= What to work on =
Restate the complete material exactly.

━━━━━━

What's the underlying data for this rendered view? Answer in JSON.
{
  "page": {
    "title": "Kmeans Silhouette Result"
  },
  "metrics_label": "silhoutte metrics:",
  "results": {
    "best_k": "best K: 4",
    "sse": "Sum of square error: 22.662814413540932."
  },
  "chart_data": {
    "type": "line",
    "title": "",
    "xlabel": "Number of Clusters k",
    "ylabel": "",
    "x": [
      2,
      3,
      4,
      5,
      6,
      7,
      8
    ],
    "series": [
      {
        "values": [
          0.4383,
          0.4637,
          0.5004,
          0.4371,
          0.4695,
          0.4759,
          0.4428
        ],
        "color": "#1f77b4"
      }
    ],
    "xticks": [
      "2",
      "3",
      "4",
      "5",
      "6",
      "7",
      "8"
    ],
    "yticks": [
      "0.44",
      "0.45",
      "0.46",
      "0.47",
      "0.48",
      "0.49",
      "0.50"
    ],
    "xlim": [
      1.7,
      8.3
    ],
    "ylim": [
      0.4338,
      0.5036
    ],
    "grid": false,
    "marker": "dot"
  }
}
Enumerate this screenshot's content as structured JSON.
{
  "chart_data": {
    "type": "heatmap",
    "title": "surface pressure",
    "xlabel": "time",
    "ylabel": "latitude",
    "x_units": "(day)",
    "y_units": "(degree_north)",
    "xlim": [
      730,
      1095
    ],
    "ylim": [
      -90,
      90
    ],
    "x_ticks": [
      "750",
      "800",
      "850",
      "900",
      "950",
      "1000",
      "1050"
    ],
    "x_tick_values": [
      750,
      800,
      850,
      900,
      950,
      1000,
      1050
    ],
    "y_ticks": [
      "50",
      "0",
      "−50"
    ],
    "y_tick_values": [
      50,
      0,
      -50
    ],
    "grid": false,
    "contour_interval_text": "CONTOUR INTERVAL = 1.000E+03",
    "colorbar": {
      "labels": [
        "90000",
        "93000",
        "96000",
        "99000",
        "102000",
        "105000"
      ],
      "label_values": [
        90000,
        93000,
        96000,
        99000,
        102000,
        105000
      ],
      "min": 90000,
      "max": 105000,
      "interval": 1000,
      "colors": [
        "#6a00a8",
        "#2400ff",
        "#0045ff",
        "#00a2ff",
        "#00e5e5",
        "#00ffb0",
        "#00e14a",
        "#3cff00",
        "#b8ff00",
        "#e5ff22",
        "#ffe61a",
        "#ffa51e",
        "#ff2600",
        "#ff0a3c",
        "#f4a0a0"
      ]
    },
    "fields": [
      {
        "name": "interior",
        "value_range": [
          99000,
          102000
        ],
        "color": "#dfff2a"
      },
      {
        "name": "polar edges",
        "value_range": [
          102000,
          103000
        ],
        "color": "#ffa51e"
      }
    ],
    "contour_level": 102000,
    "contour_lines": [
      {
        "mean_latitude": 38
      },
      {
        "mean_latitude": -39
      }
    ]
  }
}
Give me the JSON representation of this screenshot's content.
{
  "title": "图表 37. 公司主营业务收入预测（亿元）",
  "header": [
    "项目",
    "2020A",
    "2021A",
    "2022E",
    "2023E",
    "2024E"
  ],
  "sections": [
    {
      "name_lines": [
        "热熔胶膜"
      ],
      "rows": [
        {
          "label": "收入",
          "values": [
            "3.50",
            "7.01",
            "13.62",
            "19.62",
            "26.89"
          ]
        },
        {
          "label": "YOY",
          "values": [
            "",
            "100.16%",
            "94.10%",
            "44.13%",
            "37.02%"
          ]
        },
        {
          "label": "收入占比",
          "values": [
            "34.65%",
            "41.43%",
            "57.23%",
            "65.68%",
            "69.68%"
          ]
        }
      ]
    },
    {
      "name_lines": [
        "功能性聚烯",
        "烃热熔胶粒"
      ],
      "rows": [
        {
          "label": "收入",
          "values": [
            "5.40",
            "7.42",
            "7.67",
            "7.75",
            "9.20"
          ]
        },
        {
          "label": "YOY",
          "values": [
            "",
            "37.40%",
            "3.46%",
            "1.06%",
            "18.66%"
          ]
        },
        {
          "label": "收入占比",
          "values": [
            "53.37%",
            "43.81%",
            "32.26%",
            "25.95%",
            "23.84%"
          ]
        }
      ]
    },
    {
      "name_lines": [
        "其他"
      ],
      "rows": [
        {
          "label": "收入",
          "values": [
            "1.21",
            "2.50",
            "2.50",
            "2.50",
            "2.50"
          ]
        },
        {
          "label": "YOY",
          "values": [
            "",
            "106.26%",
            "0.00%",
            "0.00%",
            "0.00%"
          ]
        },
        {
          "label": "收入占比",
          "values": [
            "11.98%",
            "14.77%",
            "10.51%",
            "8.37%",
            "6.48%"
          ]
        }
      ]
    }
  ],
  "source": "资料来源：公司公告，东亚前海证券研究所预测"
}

━━━━━━

= Output for this exercise =
What's the underlying data for this rendered view? Answer in JSON.
{
  "page": {
    "title": "Kmeans Silhouette Result"
  },
  "metrics_label": "silhoutte metrics:",
  "results": {
    "best_k": "best K: 4",
    "sse": "Sum of square error: 22.662814413540932."
  },
  "chart_data": {
    "type": "line",
    "title": "",
    "xlabel": "Number of Clusters k",
    "ylabel": "",
    "x": [
      2,
      3,
      4,
      5,
      6,
      7,
      8
    ],
    "series": [
      {
        "values": [
          0.4383,
          0.4637,
          0.5004,
          0.4371,
          0.4695,
          0.4759,
          0.4428
        ],
        "color": "#1f77b4"
      }
    ],
    "xticks": [
      "2",
      "3",
      "4",
      "5",
      "6",
      "7",
      "8"
    ],
    "yticks": [
      "0.44",
      "0.45",
      "0.46",
      "0.47",
      "0.48",
      "0.49",
      "0.50"
    ],
    "xlim": [
      1.7,
      8.3
    ],
    "ylim": [
      0.4338,
      0.5036
    ],
    "grid": false,
    "marker": "dot"
  }
}
Enumerate this screenshot's content as structured JSON.
{
  "chart_data": {
    "type": "heatmap",
    "title": "surface pressure",
    "xlabel": "time",
    "ylabel": "latitude",
    "x_units": "(day)",
    "y_units": "(degree_north)",
    "xlim": [
      730,
      1095
    ],
    "ylim": [
      -90,
      90
    ],
    "x_ticks": [
      "750",
      "800",
      "850",
      "900",
      "950",
      "1000",
      "1050"
    ],
    "x_tick_values": [
      750,
      800,
      850,
      900,
      950,
      1000,
      1050
    ],
    "y_ticks": [
      "50",
      "0",
      "−50"
    ],
    "y_tick_values": [
      50,
      0,
      -50
    ],
    "grid": false,
    "contour_interval_text": "CONTOUR INTERVAL = 1.000E+03",
    "colorbar": {
      "labels": [
        "90000",
        "93000",
        "96000",
        "99000",
        "102000",
        "105000"
      ],
      "label_values": [
        90000,
        93000,
        96000,
        99000,
        102000,
        105000
      ],
      "min": 90000,
      "max": 105000,
      "interval": 1000,
      "colors": [
        "#6a00a8",
        "#2400ff",
        "#0045ff",
        "#00a2ff",
        "#00e5e5",
        "#00ffb0",
        "#00e14a",
        "#3cff00",
        "#b8ff00",
        "#e5ff22",
        "#ffe61a",
        "#ffa51e",
        "#ff2600",
        "#ff0a3c",
        "#f4a0a0"
      ]
    },
    "fields": [
      {
        "name": "interior",
        "value_range": [
          99000,
          102000
        ],
        "color": "#dfff2a"
      },
      {
        "name": "polar edges",
        "value_range": [
          102000,
          103000
        ],
        "color": "#ffa51e"
      }
    ],
    "contour_level": 102000,
    "contour_lines": [
      {
        "mean_latitude": 38
      },
      {
        "mean_latitude": -39
      }
    ]
  }
}
Give me the JSON representation of this screenshot's content.
{
  "title": "图表 37. 公司主营业务收入预测（亿元）",
  "header": [
    "项目",
    "2020A",
    "2021A",
    "2022E",
    "2023E",
    "2024E"
  ],
  "sections": [
    {
      "name_lines": [
        "热熔胶膜"
      ],
      "rows": [
        {
          "label": "收入",
          "values": [
            "3.50",
            "7.01",
            "13.62",
            "19.62",
            "26.89"
          ]
        },
        {
          "label": "YOY",
          "values": [
            "",
            "100.16%",
            "94.10%",
            "44.13%",
            "37.02%"
          ]
        },
        {
          "label": "收入占比",
          "values": [
            "34.65%",
            "41.43%",
            "57.23%",
            "65.68%",
            "69.68%"
          ]
        }
      ]
    },
    {
      "name_lines": [
        "功能性聚烯",
        "烃热熔胶粒"
      ],
      "rows": [
        {
          "label": "收入",
          "values": [
            "5.40",
            "7.42",
            "7.67",
            "7.75",
            "9.20"
          ]
        },
        {
          "label": "YOY",
          "values": [
            "",
            "37.40%",
            "3.46%",
            "1.06%",
            "18.66%"
          ]
        },
        {
          "label": "收入占比",
          "values": [
            "53.37%",
            "43.81%",
            "32.26%",
            "25.95%",
            "23.84%"
          ]
        }
      ]
    },
    {
      "name_lines": [
        "其他"
      ],
      "rows": [
        {
          "label": "收入",
          "values": [
            "1.21",
            "2.50",
            "2.50",
            "2.50",
            "2.50"
          ]
        },
        {
          "label": "YOY",
          "values": [
            "",
            "106.26%",
            "0.00%",
            "0.00%",
            "0.00%"
          ]
        },
        {
          "label": "收入占比",
          "values": [
            "11.98%",
            "14.77%",
            "10.51%",
            "8.37%",
            "6.48%"
          ]
        }
      ]
    }
  ],
  "source": "资料来源：公司公告，东亚前海证券研究所预测"
}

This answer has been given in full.